%%

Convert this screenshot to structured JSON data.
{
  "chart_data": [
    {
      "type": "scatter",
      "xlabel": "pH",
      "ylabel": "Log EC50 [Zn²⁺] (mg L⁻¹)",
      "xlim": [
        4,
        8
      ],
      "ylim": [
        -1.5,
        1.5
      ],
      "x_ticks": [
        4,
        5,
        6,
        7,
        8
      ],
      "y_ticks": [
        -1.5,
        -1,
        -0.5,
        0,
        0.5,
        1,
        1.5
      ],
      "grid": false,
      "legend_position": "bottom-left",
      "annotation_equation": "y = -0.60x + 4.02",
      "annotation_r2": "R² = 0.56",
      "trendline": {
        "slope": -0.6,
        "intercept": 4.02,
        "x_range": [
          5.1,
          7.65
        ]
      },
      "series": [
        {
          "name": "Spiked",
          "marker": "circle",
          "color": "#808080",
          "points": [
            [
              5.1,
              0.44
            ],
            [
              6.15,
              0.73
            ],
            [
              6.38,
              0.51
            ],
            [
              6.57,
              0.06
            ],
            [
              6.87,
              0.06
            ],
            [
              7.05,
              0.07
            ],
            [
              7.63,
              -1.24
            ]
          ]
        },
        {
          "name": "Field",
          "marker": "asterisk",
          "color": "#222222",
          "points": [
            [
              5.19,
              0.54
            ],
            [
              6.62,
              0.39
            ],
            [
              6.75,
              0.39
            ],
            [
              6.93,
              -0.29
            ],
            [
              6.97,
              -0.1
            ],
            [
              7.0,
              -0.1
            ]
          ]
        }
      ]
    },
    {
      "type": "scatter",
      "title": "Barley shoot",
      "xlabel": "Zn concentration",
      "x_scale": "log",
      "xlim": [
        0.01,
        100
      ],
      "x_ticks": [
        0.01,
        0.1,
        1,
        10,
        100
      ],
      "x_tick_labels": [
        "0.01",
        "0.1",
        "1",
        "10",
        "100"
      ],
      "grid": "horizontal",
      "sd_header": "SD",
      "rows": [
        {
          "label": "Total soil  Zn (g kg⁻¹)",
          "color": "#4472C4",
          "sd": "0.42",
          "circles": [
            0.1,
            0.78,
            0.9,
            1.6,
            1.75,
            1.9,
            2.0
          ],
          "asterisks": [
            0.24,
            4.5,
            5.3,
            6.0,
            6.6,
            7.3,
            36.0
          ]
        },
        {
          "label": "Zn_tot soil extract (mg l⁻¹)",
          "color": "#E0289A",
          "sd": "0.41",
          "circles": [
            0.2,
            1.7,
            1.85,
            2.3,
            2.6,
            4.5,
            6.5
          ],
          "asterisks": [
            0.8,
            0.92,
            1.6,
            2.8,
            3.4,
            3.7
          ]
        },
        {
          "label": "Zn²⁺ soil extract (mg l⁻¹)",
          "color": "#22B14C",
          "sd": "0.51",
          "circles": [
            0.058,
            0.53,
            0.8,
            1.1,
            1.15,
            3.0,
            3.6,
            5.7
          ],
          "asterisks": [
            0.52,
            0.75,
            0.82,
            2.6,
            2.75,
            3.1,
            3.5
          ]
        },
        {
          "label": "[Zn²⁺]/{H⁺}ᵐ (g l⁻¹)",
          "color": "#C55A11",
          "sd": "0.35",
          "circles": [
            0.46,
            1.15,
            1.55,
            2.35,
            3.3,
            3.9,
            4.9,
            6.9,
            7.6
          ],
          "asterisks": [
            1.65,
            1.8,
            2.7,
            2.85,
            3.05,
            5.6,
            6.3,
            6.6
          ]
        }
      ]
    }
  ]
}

%%

• _SHORT PROBLEM_:
Write out all the records above again, exactly as they stand.

• _RESULT OF THIS TASK_:
Convert this screenshot to structured JSON data.
{
  "chart_data": [
    {
      "type": "scatter",
      "xlabel": "pH",
      "ylabel": "Log EC50 [Zn²⁺] (mg L⁻¹)",
      "xlim": [
        4,
        8
      ],
      "ylim": [
        -1.5,
        1.5
      ],
      "x_ticks": [
        4,
        5,
        6,
        7,
        8
      ],
      "y_ticks": [
        -1.5,
        -1,
        -0.5,
        0,
        0.5,
        1,
        1.5
      ],
      "grid": false,
      "legend_position": "bottom-left",
      "annotation_equation": "y = -0.60x + 4.02",
      "annotation_r2": "R² = 0.56",
      "trendline": {
        "slope": -0.6,
        "intercept": 4.02,
        "x_range": [
          5.1,
          7.65
        ]
      },
      "series": [
        {
          "name": "Spiked",
          "marker": "circle",
          "color": "#808080",
          "points": [
            [
              5.1,
              0.44
            ],
            [
              6.15,
              0.73
            ],
            [
              6.38,
              0.51
            ],
            [
              6.57,
              0.06
            ],
            [
              6.87,
              0.06
            ],
            [
              7.05,
              0.07
            ],
            [
              7.63,
              -1.24
            ]
          ]
        },
        {
          "name": "Field",
          "marker": "asterisk",
          "color": "#222222",
          "points": [
            [
              5.19,
              0.54
            ],
            [
              6.62,
              0.39
            ],
            [
              6.75,
              0.39
            ],
            [
              6.93,
              -0.29
            ],
            [
              6.97,
              -0.1
            ],
            [
              7.0,
              -0.1
            ]
          ]
        }
      ]
    },
    {
      "type": "scatter",
      "title": "Barley shoot",
      "xlabel": "Zn concentration",
      "x_scale": "log",
      "xlim": [
        0.01,
        100
      ],
      "x_ticks": [
        0.01,
        0.1,
        1,
        10,
        100
      ],
      "x_tick_labels": [
        "0.01",
        "0.1",
        "1",
        "10",
        "100"
      ],
      "grid": "horizontal",
      "sd_header": "SD",
      "rows": [
        {
          "label": "Total soil  Zn (g kg⁻¹)",
          "color": "#4472C4",
          "sd": "0.42",
          "circles": [
            0.1,
            0.78,
            0.9,
            1.6,
            1.75,
            1.9,
            2.0
          ],
          "asterisks": [
            0.24,
            4.5,
            5.3,
            6.0,
            6.6,
            7.3,
            36.0
          ]
        },
        {
          "label": "Zn_tot soil extract (mg l⁻¹)",
          "color": "#E0289A",
          "sd": "0.41",
          "circles": [
            0.2,
            1.7,
            1.85,
            2.3,
            2.6,
            4.5,
            6.5
          ],
          "asterisks": [
            0.8,
            0.92,
            1.6,
            2.8,
            3.4,
            3.7
          ]
        },
        {
          "label": "Zn²⁺ soil extract (mg l⁻¹)",
          "color": "#22B14C",
          "sd": "0.51",
          "circles": [
            0.058,
            0.53,
            0.8,
            1.1,
            1.15,
            3.0,
            3.6,
            5.7
          ],
          "asterisks": [
            0.52,
            0.75,
            0.82,
            2.6,
            2.75,
            3.1,
            3.5
          ]
        },
        {
          "label": "[Zn²⁺]/{H⁺}ᵐ (g l⁻¹)",
          "color": "#C55A11",
          "sd": "0.35",
          "circles": [
            0.46,
            1.15,
            1.55,
            2.35,
            3.3,
            3.9,
            4.9,
            6.9,
            7.6
          ],
          "asterisks": [
            1.65,
            1.8,
            2.7,
            2.85,
            3.05,
            5.6,
            6.3,
            6.6
          ]
        }
      ]
    }
  ]
}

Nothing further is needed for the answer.